▶ [GIVEN REQUEST]
Filter the entries, keeping every line with the word "dobré".

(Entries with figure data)
+ + + +

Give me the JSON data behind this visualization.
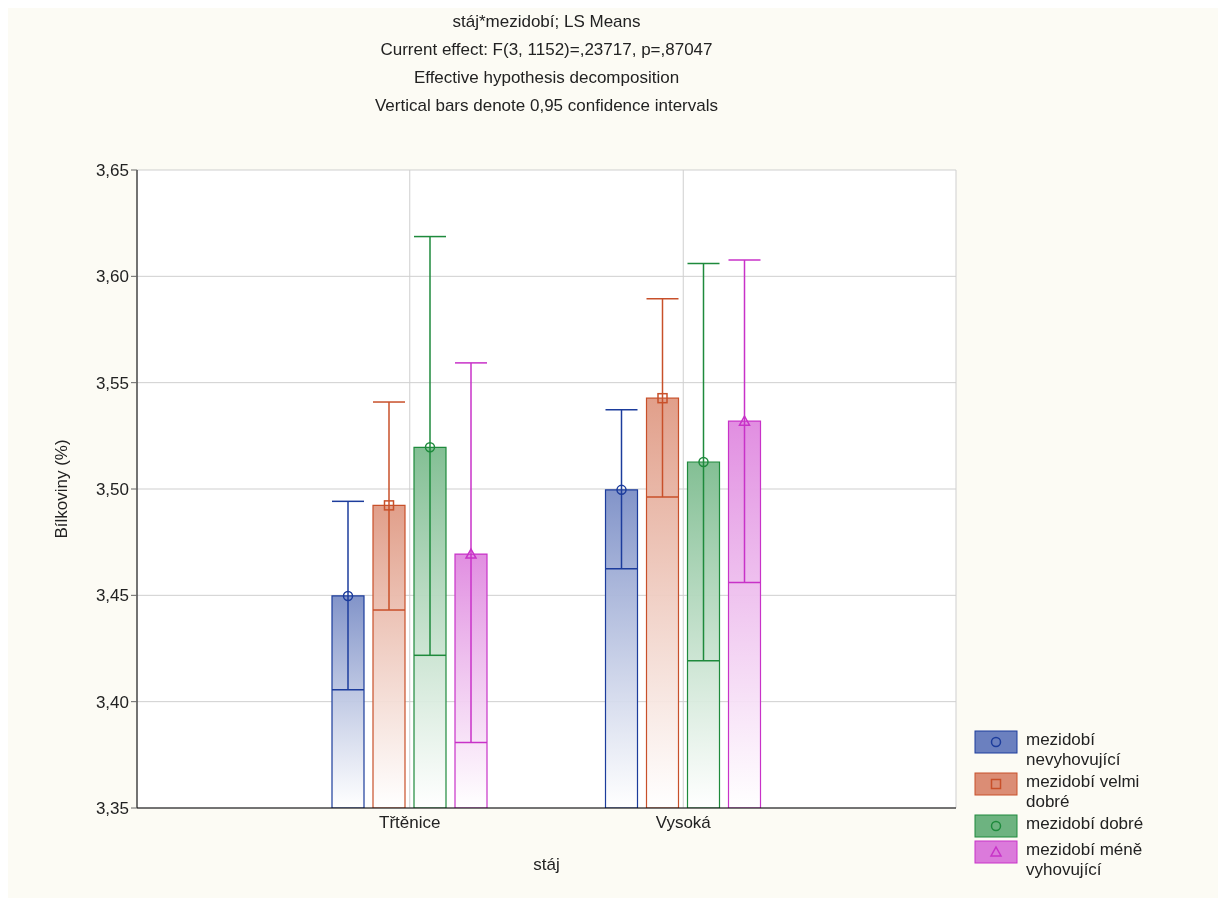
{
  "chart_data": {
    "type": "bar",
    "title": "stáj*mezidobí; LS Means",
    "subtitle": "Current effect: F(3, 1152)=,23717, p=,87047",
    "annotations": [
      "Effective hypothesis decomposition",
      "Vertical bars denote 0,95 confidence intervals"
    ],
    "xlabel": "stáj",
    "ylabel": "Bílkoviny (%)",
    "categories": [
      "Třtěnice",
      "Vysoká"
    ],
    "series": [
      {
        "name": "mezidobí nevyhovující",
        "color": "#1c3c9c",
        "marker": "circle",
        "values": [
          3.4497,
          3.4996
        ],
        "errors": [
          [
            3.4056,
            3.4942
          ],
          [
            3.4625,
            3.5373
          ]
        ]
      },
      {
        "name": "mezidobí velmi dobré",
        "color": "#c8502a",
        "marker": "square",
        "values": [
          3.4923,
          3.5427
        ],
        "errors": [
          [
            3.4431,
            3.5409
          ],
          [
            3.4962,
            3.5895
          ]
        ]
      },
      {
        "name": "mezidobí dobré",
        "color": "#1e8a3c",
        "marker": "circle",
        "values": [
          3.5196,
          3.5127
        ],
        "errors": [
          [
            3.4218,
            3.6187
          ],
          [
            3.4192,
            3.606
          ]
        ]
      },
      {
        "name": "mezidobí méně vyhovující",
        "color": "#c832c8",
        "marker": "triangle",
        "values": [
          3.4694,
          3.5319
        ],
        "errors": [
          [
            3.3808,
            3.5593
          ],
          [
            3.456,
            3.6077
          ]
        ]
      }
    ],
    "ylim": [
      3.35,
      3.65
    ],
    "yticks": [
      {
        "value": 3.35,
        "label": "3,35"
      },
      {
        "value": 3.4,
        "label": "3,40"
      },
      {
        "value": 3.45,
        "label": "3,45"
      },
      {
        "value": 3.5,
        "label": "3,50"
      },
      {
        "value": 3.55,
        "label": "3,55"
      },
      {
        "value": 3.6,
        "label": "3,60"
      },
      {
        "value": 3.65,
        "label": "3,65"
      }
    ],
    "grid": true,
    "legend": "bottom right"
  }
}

+ + + +

▶ [ANSWER TO THE EXERCISE]
        "name": "mezidobí velmi dobré",
        "name": "mezidobí dobré",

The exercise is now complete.